• Texte cité:

◆ ◆ ◆

En attendant, cher Maire
Ma relation avec Majed Abu Ghosh "le Maire" n'a jamais été une simple relation entre poète et écrivain ou entre deux amis assis dans un café ou un bar à Ramallah al-Tahta. C'était une relation de vie. Vingt-cinq années de compagnonnage, d'insouciance et de sérieux, de débats qui commencent par les affaires de la patrie et se terminent par un éclat de rire qui résonne dans la rue de Rukb de tout son long. Chaque fois que je le voyais, je sentais que la poésie marchait devant moi sur deux pieds, et que la vie — avec toute sa dureté — s'excusait un peu parce que Majed était là pour en atténuer la rigueur.
Celui qui lit son expérience pense qu'il le connaît. Mais il ne sait rien. Majed dans la vie est plus sauvage et plus beau que ce qu'il semble dans ses poèmes. C'est ce poète qui appartient à la "poésie des hors-la-loi" dans son sens profond : une poésie qui ressemble à la main qui frappe à la porte de la vérité sans permission. Une écriture instinctive, populaire, sincère, qui ne se pare pas et ne se force pas. Sa langue est simple jusqu'à la honte, mais elle contient plus de sagesse que n'en contiennent les lourds livres de philosophie. Il ne recherche ni la métaphore ni la grandeur, bien qu'il écrive les plus belles métaphores quand il ne le cherche pas.
Quand vous lisez "Insurrection", vous sentez que Majed écrit en haletant sous le poids des années sur ses épaules. Il dit qu'il n'aime pas le discours direct, mais il va directement à l'idée, comme quelqu'un qui sait que la vie n'est pas assez longue pour des détours. L'expérience l’a épuisé, oui; mais, comme un vieux cheval de bataille, il lève toujours la tête face au vent, même si la fatigue le submerge parfois : "A cinquante ans, tu comptes les jours qui te restent". Et pourtant, il crie : "Une dernière danse et je m’en vais...".
Majed, qui a publié onze recueils de poésie, n'était pas un poète qui habite seulement le papier. Il habitait tous les lieux. Il connaît les ruelles de Ramallah, Tulkarem, Jaffa et Jérusalem plus qu'il ne connaît les lignes de sa main. Il s'accrochait à la terre comme quelqu'un qui craint qu'on ne la lui enlève encore une fois, et il emportait Amwas avec lui partout où il allait, comme si c’était son cœur secret, invisible. Dans ses longues conversations avec moi sur la patrie, je sentais que pour lui, la Palestine n'est pas géographie, mais femme, mère, amie, maison, café, et une enfance qui n’a pas guéri de la douleur.

◆ ◆ ◆

• Entrées de données:

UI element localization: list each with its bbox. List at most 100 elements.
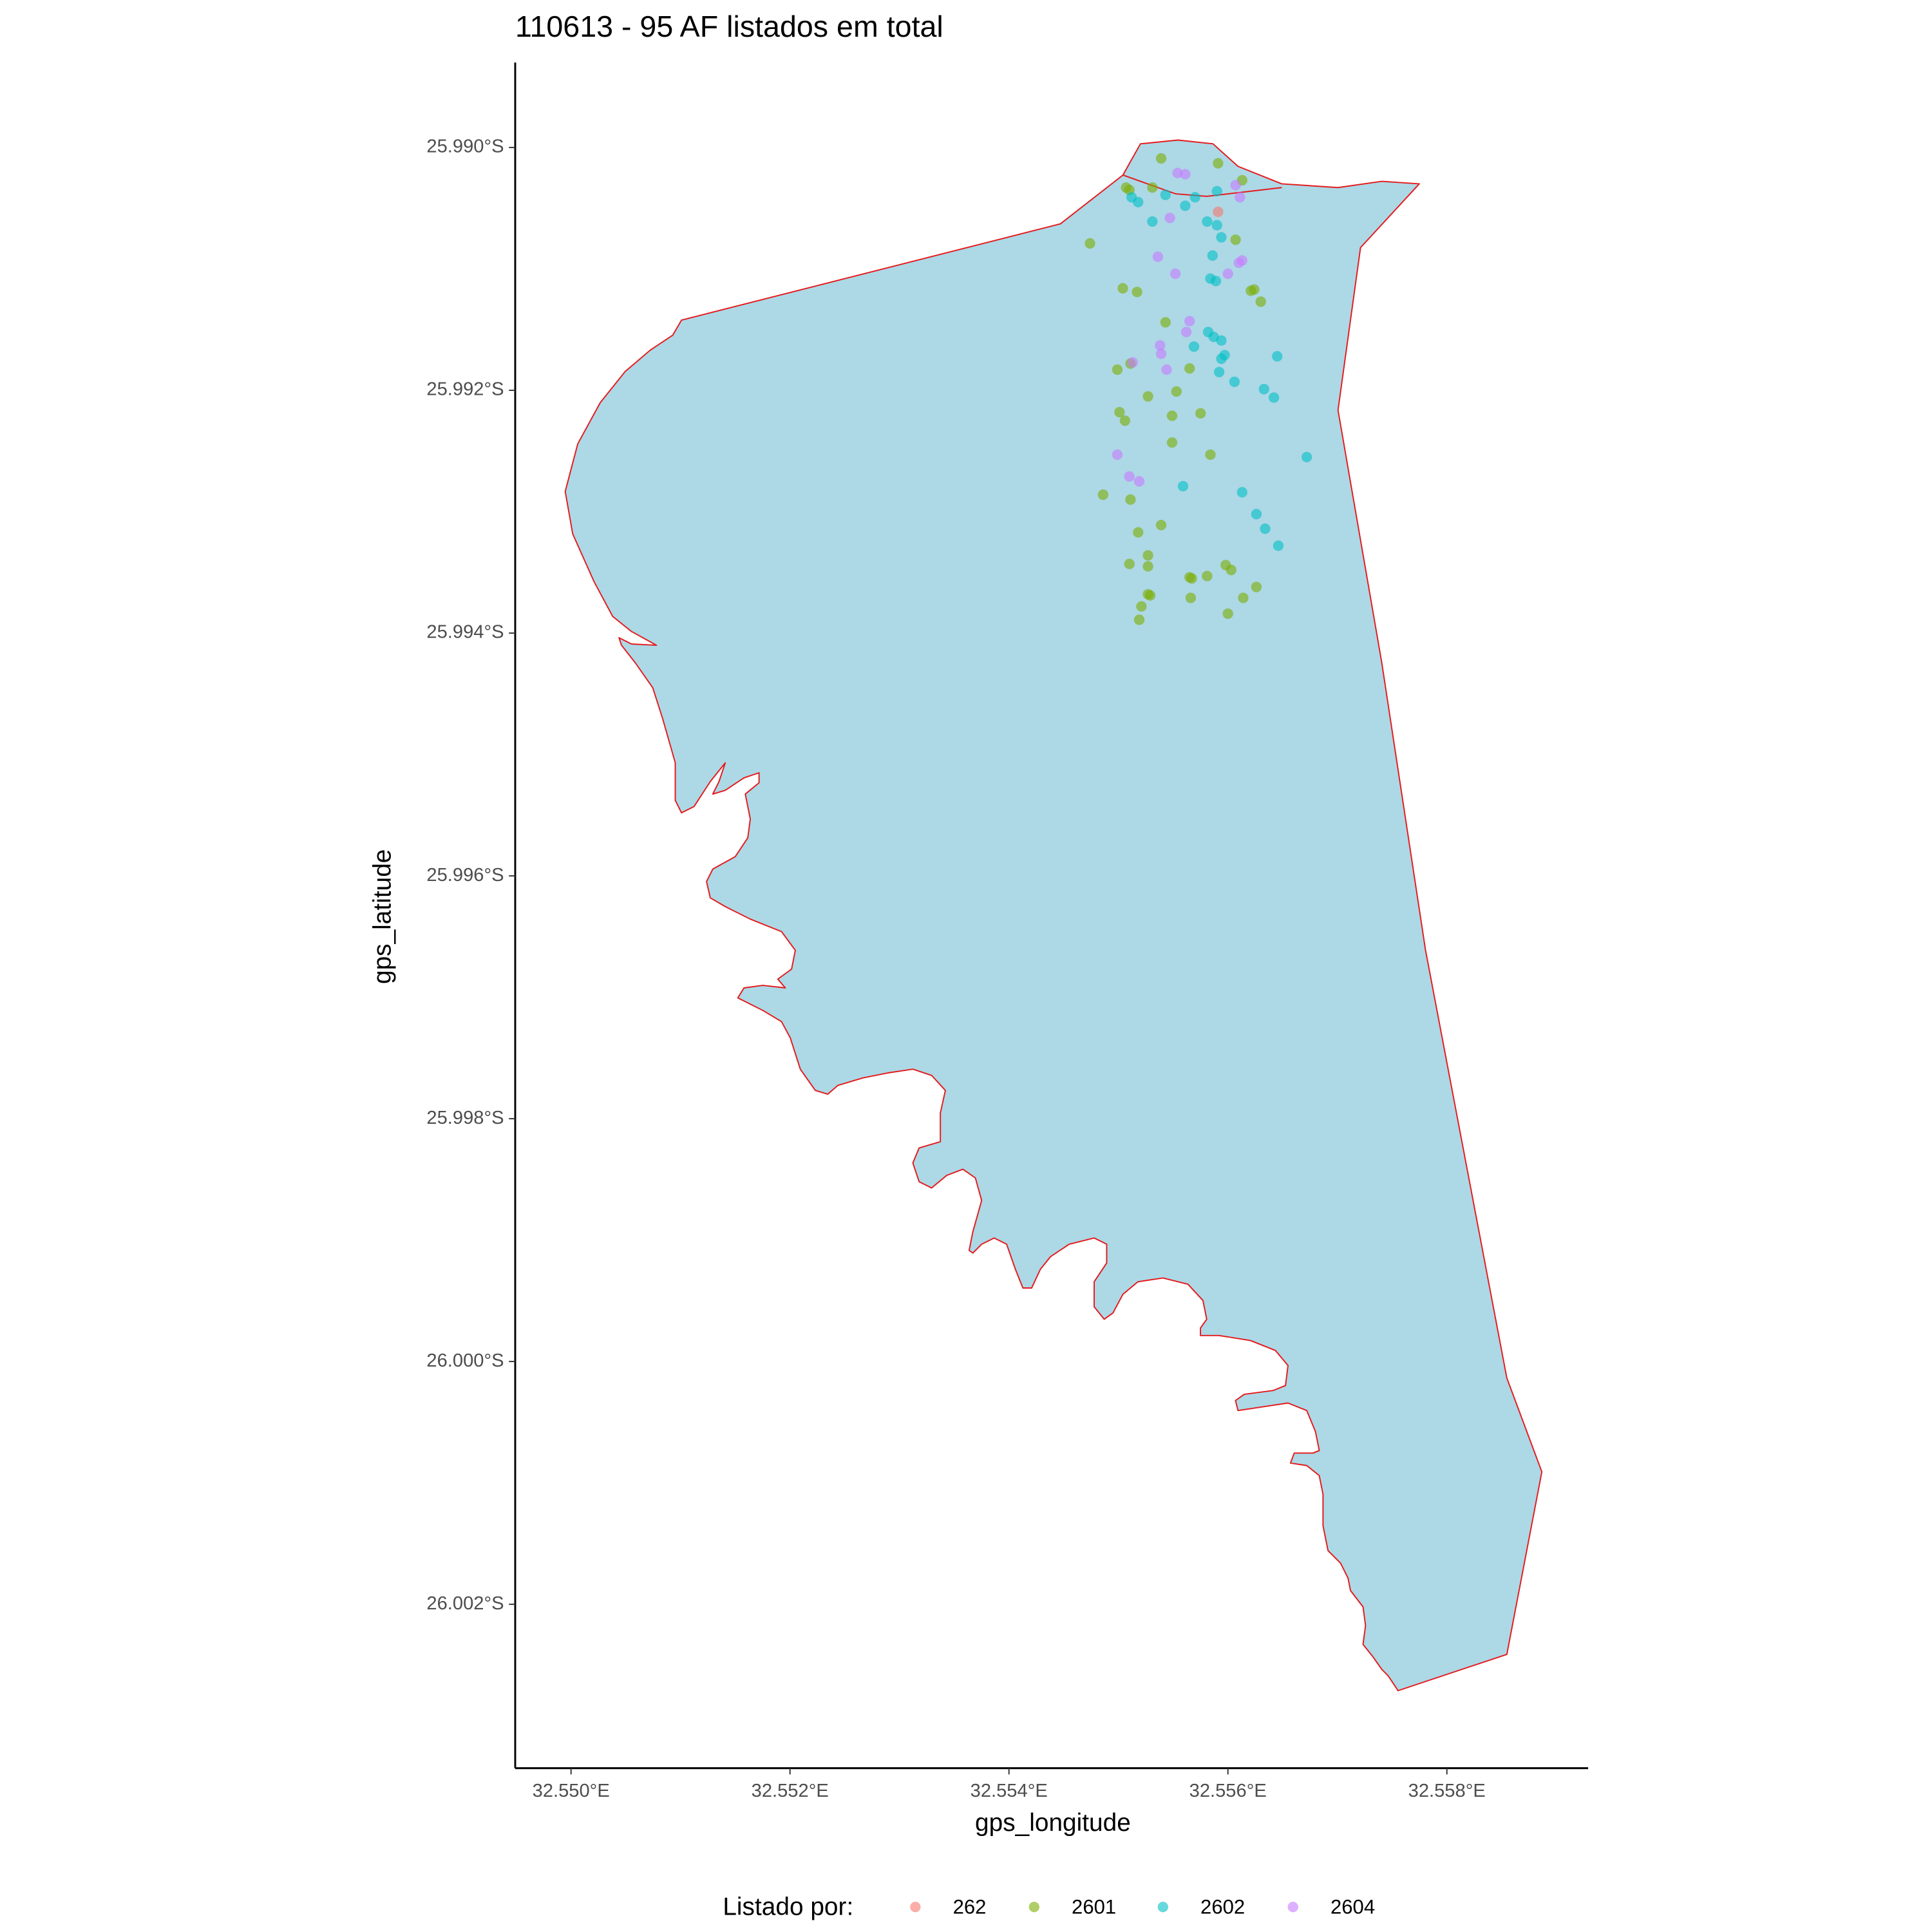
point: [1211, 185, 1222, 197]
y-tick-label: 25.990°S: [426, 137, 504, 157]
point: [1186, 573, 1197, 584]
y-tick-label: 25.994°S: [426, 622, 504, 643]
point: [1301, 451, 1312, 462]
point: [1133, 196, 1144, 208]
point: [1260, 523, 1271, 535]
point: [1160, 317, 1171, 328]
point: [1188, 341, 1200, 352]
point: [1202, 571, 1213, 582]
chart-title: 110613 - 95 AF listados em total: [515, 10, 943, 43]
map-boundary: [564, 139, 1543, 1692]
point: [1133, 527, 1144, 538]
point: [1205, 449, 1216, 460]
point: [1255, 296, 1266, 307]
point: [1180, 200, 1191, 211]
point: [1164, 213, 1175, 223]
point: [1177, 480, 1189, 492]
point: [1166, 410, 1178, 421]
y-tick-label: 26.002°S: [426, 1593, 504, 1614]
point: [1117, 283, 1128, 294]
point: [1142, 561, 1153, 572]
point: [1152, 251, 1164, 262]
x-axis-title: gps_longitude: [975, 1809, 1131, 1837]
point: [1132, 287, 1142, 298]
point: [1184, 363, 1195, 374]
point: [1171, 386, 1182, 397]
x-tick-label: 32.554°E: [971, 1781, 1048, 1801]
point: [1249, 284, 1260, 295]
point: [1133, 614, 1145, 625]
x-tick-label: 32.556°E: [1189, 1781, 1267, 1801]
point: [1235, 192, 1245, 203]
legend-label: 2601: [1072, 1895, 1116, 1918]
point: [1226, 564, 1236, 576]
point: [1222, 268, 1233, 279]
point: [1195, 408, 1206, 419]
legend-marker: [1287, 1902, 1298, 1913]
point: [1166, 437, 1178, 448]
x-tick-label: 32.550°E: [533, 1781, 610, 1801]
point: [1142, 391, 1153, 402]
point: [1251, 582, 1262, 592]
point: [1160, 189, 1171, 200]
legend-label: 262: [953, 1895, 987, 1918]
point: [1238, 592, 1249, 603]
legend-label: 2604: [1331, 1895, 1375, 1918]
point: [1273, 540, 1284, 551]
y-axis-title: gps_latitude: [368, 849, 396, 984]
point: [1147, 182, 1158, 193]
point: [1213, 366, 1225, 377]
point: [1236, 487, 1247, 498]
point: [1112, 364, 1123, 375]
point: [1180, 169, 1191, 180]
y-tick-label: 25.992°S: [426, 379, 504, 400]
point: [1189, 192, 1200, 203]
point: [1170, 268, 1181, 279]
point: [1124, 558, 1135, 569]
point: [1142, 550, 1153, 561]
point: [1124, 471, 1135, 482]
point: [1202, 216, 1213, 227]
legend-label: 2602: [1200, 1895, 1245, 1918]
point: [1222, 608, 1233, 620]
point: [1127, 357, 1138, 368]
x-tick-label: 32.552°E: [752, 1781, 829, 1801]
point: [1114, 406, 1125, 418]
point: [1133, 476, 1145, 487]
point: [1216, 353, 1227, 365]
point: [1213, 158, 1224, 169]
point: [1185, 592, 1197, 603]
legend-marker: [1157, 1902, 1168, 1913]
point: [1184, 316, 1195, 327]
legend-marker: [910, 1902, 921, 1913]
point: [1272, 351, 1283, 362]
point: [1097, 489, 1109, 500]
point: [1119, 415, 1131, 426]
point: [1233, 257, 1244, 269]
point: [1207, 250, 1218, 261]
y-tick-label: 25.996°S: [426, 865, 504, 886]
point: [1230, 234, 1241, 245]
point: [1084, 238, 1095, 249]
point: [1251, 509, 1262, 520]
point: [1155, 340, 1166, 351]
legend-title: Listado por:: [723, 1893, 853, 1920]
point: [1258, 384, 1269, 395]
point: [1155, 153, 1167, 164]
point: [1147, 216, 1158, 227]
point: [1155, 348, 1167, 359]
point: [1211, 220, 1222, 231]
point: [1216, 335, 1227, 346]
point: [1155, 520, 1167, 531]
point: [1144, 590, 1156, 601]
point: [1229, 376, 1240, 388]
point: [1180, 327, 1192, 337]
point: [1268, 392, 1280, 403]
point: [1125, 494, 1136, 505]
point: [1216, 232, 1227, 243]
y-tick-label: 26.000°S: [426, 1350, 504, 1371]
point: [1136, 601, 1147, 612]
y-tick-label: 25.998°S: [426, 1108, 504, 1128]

◆ ◆ ◆

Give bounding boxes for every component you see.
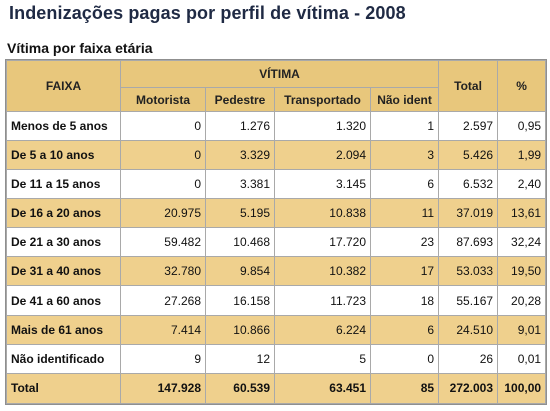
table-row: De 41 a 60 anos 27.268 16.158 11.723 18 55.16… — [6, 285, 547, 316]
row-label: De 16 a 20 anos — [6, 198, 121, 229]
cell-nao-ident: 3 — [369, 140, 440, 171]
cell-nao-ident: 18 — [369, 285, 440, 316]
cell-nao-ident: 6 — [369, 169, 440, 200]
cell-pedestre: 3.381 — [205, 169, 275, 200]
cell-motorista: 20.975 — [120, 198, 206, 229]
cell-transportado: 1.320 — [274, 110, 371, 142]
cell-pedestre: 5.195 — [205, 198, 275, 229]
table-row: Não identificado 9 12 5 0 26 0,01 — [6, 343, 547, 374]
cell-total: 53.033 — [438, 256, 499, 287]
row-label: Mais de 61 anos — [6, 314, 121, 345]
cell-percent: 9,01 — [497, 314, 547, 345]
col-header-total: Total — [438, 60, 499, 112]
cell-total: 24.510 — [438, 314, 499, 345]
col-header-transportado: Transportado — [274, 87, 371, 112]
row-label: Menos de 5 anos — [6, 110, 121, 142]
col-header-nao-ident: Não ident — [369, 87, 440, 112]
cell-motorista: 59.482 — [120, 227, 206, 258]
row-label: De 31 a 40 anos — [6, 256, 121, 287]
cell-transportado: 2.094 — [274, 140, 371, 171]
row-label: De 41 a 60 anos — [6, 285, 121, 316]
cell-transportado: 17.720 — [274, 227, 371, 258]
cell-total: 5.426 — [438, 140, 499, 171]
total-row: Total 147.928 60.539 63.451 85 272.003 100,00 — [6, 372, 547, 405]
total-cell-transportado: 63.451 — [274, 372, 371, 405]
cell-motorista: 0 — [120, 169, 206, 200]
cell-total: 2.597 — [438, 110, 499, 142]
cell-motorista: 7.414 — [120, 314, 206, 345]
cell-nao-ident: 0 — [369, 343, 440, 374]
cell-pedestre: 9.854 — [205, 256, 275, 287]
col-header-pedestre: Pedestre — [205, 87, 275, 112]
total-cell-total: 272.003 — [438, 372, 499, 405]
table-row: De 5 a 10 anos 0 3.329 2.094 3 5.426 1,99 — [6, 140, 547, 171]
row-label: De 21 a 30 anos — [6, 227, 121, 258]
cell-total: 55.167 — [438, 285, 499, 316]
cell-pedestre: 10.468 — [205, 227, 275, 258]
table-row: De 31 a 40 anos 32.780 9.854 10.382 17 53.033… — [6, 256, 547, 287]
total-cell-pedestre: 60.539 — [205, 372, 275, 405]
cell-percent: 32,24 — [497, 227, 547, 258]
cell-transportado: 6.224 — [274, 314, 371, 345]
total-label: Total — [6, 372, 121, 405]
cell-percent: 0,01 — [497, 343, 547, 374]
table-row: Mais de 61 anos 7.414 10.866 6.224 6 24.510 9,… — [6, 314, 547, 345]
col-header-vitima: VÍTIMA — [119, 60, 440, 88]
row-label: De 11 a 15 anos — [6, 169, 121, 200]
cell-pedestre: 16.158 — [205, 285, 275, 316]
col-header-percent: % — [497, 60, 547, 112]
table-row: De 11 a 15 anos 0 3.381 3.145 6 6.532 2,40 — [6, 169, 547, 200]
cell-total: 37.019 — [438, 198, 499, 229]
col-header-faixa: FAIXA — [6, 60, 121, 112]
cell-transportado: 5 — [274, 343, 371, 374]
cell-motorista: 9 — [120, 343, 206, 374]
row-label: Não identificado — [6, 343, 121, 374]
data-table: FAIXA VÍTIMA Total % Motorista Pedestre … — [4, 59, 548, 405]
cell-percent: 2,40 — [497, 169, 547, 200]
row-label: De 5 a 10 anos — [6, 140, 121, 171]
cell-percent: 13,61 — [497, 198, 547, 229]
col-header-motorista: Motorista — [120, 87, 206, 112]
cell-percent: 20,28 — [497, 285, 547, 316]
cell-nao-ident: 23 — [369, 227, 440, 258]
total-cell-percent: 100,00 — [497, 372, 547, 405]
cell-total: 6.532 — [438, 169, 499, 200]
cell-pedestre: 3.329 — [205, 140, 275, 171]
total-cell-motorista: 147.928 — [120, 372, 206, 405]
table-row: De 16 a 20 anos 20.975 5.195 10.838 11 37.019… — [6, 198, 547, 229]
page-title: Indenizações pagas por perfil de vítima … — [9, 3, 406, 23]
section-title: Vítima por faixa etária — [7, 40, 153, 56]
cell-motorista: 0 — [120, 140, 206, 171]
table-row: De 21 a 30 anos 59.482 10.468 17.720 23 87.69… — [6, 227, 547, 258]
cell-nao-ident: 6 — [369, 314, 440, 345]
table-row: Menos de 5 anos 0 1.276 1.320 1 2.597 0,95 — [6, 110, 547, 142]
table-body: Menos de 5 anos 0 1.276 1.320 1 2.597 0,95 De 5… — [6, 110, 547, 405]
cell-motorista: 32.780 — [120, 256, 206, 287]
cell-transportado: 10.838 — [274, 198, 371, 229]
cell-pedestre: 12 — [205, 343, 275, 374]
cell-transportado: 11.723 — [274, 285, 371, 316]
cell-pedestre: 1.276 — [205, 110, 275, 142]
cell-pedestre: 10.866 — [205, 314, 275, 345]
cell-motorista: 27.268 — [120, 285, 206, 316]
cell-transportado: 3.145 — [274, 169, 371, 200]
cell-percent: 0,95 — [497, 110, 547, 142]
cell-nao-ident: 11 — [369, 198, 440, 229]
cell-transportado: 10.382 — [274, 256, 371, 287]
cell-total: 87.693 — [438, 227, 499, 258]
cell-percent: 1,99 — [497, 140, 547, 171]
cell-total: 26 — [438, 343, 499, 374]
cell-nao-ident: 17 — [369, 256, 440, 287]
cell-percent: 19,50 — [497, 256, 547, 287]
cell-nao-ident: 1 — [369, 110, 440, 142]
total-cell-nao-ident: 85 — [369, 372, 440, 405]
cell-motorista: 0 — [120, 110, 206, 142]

◆ ◆ ◆

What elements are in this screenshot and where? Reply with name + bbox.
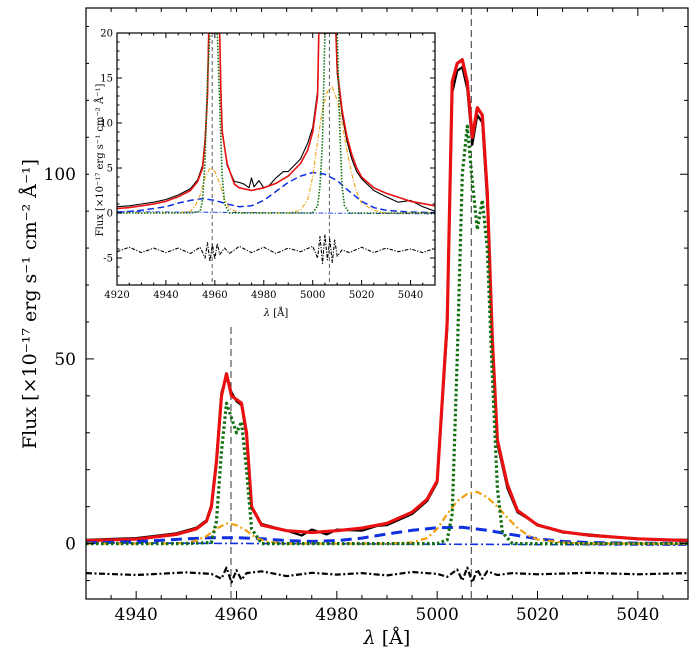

◆ ◆ ◆

• Consignes de travail:
• a. Présentez sous forme de liste numérotée les lignes des entrées, de la ligne qui contient "UI element localization: list" jusqu'à celle qui contient "point: [1222, 268, 1233, 279]", incluse, sans les lignes vides ni les images.
• b. Poursuivez le texte sur le poète Majed Abu Ghosh à partir de sa dernière phrase.
Le texte et les entrées forment deux ensembles distincts.

• Réponses ci-dessous:
• a.
1. UI element localization: list each with its bbox. List at most 100 elements.
2. point: [1211, 185, 1222, 197]
3. y-tick-label: 25.990°S: [426, 137, 504, 157]
4. point: [1186, 573, 1197, 584]
5. y-tick-label: 25.994°S: [426, 622, 504, 643]
6. point: [1301, 451, 1312, 462]
7. point: [1133, 196, 1144, 208]
8. point: [1260, 523, 1271, 535]
9. point: [1160, 317, 1171, 328]
10. point: [1188, 341, 1200, 352]
11. point: [1202, 571, 1213, 582]
12. chart-title: 110613 - 95 AF listados em total: [515, 10, 943, 43]
13. map-boundary: [564, 139, 1543, 1692]
14. point: [1133, 527, 1144, 538]
15. point: [1205, 449, 1216, 460]
16. point: [1255, 296, 1266, 307]
17. point: [1180, 200, 1191, 211]
18. point: [1164, 213, 1175, 223]
19. point: [1177, 480, 1189, 492]
20. point: [1166, 410, 1178, 421]
21. y-tick-label: 26.002°S: [426, 1593, 504, 1614]
22. point: [1117, 283, 1128, 294]
23. point: [1142, 561, 1153, 572]
24. point: [1152, 251, 1164, 262]
25. x-axis-title: gps_longitude: [975, 1809, 1131, 1837]
26. point: [1132, 287, 1142, 298]
27. point: [1184, 363, 1195, 374]
28. point: [1171, 386, 1182, 397]
29. x-tick-label: 32.554°E: [971, 1781, 1048, 1801]
30. point: [1249, 284, 1260, 295]
31. point: [1133, 614, 1145, 625]
32. x-tick-label: 32.556°E: [1189, 1781, 1267, 1801]
33. point: [1235, 192, 1245, 203]
34. legend-label: 2601: [1072, 1895, 1116, 1918]
35. point: [1226, 564, 1236, 576]
36. point: [1222, 268, 1233, 279]

• b.
La langue de Majed appartient aux gens. À ceux qui travaillent la nuit, à ceux qui font la queue aux postes frontières, aux femmes qui vendent des légumes près de la place des martyrs. Il est le poète des marginalisés, ceux qui bravent les lois. Il ne flatte pas le pouvoir, ne fait pas de compromis avec les intellectuels, et ne lève pas la main pour les éditeurs des pages culturelles à Ramallah. Il le dit franchement : « J'écrirai un texte ordinaire qui ne dérangera personne... qui plaira aux éditeurs des pages culturelles ». Il rit en le disant, mais il frappe dans le vif.
Et bien que sa poésie soit remplie de rapidité et de mouvement qui peuvent à peine s'incorporer pour le lecteur attentif, je sais avec certitude que le cœur de Majed était occupé par quelque chose de plus grand qu'un accent sur un "alef" ou une "dhamma" à la fin de la ligne. Il était préoccupé par le fait que le poème reste vivant, tendu, venant de la rue et non d'une salle de rédaction littéraire.
Jaffa a toujours été son premier amour. Il me parlait d'elle comme d'une femme secrète que lui seul connaît. "Si seulement j'étais un grain de sable se fondant dans les vagues de Jaffa", dit-il, comme s'il souhaitait disparaître dans ses bras pour fuir toute la vie. Et Haïfa ? Cette ville dont il désirait l'odeur comme un adolescent désire son premier baiser. Quant à Gaza, elle était pour lui un autre pouls : "La fête reste suspendue à la porte de Gaza", il le dit comme si Gaza était un enfant attendant un câlin qui tarde à venir.
Et je lui disais toujours :
— Majed, quand irons-nous pêcher comme tu l'as promis ?
Il rit de son rire d'enfant et répond :
— Quand le temps le permettra... et le temps est toujours avare.
Je sais qu'il fuit l'idée et qu'il reporte la rencontre comme il reporte une guérison intérieure qui n'est pas encore venue.
Et aujourd'hui, alors qu'il est sur un lit d'hôpital, attendant que son corps se lève comme la mer après une nuit de tempête, je sens que notre rendez-vous avec la mer a pris une plus grande signification. Ce n'est plus seulement un rendez-vous pour pêcher, mais pour attraper ce qui reste de lumière dans ce monde désolé. J'attends qu'il se lève, qu'il mette son manteau gris, qu'il prenne son vieux carnet, et que nous nous tenions sur la plage de Jaffa ou de Gaza ou n'importe quelle mer qui décidera de nous ouvrir ses portes.
Majed...
Mon ami qui m'a appris à ne jamais abandonner,
Mon arbre sauvage qui ne plie pas,
Poète semblable à un petit bateau luttant chaque nuit contre la noyade...
Nous t'attendons.
La mer t'attend.
Et le poisson aussi, ô Majed, attend que nous le prenions ensemble comme nous l'avons rêvé...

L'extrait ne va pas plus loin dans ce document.